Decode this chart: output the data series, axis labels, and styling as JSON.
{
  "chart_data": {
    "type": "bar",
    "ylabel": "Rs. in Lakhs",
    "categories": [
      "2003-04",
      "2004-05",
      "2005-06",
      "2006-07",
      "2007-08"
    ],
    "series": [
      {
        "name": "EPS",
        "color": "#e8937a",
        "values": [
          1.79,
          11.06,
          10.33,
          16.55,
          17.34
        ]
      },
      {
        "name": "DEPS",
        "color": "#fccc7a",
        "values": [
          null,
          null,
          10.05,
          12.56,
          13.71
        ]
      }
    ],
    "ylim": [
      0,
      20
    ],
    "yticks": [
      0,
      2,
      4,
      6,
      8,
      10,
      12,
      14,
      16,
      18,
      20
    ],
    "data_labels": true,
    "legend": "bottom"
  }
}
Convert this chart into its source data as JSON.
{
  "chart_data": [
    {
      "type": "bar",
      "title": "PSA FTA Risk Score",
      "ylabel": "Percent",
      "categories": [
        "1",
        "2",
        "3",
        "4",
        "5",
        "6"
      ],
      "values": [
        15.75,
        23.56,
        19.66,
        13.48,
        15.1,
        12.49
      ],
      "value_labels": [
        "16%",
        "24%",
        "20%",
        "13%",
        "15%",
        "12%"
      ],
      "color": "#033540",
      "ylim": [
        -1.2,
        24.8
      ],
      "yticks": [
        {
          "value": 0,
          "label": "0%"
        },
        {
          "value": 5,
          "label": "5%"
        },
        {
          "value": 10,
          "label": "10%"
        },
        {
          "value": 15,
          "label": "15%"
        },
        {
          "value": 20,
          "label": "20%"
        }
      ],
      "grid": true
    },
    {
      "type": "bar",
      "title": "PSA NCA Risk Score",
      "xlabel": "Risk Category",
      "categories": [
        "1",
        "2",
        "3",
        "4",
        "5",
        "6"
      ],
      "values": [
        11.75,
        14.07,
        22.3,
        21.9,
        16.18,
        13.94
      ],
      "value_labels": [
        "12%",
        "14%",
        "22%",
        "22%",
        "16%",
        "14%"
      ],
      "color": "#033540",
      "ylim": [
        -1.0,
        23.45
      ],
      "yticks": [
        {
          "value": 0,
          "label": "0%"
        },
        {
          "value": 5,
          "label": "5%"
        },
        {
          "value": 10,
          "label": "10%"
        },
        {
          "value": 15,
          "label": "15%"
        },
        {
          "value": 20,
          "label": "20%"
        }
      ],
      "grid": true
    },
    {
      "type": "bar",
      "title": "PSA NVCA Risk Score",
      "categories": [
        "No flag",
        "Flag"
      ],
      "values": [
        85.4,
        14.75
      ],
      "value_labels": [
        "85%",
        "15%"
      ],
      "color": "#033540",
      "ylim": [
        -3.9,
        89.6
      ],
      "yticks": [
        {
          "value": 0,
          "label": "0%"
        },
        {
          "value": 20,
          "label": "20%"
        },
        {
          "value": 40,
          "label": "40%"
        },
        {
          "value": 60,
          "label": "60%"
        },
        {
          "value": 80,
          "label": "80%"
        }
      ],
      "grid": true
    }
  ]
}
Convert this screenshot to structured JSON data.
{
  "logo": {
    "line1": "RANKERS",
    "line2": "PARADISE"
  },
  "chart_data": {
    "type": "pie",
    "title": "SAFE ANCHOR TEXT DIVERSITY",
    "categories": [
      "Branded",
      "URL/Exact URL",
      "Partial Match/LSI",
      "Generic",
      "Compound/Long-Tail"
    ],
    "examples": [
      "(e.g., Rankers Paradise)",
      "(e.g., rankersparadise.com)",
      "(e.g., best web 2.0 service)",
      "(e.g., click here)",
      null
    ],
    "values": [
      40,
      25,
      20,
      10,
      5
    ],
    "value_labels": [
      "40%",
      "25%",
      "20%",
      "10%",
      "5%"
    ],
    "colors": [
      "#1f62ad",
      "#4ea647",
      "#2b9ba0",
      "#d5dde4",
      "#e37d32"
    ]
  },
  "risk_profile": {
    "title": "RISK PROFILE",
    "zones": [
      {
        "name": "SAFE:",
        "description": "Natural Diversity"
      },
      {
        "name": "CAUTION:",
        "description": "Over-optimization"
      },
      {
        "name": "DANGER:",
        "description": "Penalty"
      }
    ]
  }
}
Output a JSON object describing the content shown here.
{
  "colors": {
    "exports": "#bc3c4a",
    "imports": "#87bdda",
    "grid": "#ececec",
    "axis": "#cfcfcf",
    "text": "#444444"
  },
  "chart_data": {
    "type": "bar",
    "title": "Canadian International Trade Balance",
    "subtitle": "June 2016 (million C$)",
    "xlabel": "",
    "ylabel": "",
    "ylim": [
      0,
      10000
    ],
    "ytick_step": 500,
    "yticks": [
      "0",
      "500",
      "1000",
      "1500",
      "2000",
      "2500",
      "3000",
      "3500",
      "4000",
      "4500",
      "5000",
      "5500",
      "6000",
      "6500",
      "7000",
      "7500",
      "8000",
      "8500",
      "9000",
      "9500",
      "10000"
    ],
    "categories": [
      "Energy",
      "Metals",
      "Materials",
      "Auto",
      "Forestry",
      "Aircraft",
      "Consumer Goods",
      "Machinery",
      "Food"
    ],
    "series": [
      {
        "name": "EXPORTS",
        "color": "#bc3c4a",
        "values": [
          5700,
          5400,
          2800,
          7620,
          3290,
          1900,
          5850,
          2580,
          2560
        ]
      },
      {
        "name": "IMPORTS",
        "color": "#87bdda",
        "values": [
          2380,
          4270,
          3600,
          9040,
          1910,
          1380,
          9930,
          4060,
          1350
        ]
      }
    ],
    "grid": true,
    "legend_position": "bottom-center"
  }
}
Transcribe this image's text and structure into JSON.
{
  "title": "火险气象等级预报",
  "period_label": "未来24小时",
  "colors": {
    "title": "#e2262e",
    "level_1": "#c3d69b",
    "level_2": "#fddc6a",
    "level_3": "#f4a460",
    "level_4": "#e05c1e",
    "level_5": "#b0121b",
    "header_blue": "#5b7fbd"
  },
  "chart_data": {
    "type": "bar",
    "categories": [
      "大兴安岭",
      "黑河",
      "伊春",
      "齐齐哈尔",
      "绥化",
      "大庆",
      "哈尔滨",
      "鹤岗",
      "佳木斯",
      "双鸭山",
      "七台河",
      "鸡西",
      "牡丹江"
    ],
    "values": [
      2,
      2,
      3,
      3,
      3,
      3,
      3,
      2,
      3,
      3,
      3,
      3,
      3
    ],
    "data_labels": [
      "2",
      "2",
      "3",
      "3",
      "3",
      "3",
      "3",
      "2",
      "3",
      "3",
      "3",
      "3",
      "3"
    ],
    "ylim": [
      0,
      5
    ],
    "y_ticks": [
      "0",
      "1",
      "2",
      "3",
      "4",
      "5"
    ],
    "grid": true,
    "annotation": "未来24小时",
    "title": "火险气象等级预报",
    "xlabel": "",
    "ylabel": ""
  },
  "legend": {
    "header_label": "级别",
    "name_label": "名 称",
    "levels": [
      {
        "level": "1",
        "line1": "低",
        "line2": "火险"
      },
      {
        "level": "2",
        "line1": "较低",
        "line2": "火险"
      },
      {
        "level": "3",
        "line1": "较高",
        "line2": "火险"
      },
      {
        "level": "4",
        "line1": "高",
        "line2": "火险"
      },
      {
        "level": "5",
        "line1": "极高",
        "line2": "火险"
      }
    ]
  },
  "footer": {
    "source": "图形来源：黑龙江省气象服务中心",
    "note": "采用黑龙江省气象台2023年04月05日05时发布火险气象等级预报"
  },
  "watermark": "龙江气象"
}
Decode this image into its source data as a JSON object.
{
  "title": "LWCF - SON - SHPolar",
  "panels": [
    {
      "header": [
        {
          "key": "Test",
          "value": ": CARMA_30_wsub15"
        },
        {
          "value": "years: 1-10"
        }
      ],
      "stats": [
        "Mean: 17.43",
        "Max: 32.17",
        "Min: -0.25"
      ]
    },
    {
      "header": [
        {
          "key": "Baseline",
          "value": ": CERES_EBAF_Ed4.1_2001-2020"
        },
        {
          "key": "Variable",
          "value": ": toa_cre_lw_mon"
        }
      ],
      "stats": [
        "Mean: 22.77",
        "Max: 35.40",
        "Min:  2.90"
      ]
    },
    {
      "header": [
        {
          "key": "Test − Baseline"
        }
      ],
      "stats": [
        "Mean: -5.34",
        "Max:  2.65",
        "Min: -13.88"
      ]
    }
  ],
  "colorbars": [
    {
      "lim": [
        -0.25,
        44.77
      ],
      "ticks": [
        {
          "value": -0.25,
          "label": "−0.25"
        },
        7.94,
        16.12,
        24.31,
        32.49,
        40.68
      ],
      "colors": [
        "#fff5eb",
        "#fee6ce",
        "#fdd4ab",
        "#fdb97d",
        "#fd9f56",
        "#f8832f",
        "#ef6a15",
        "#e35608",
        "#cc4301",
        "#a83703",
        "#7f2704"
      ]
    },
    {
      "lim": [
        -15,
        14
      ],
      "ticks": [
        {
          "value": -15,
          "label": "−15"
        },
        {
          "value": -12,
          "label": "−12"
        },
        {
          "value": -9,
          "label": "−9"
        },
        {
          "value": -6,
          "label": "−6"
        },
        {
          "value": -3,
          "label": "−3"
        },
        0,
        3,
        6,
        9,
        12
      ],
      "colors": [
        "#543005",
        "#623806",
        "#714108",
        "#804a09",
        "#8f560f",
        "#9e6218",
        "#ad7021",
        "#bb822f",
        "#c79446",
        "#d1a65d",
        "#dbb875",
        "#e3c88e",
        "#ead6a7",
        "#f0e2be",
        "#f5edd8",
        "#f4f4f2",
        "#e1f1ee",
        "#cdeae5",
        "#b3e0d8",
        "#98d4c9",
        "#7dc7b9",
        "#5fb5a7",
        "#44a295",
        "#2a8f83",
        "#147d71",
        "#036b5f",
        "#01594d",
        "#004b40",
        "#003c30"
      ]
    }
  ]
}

□ □ □

_Objective_.
List all lines where "JSON" occurs.

_Answer in full_.
Decode this chart: output the data series, axis labels, and styling as JSON.
Convert this chart into its source data as JSON.
Convert this screenshot to structured JSON data.
Output a JSON object describing the content shown here.
Transcribe this image's text and structure into JSON.
Decode this image into its source data as a JSON object.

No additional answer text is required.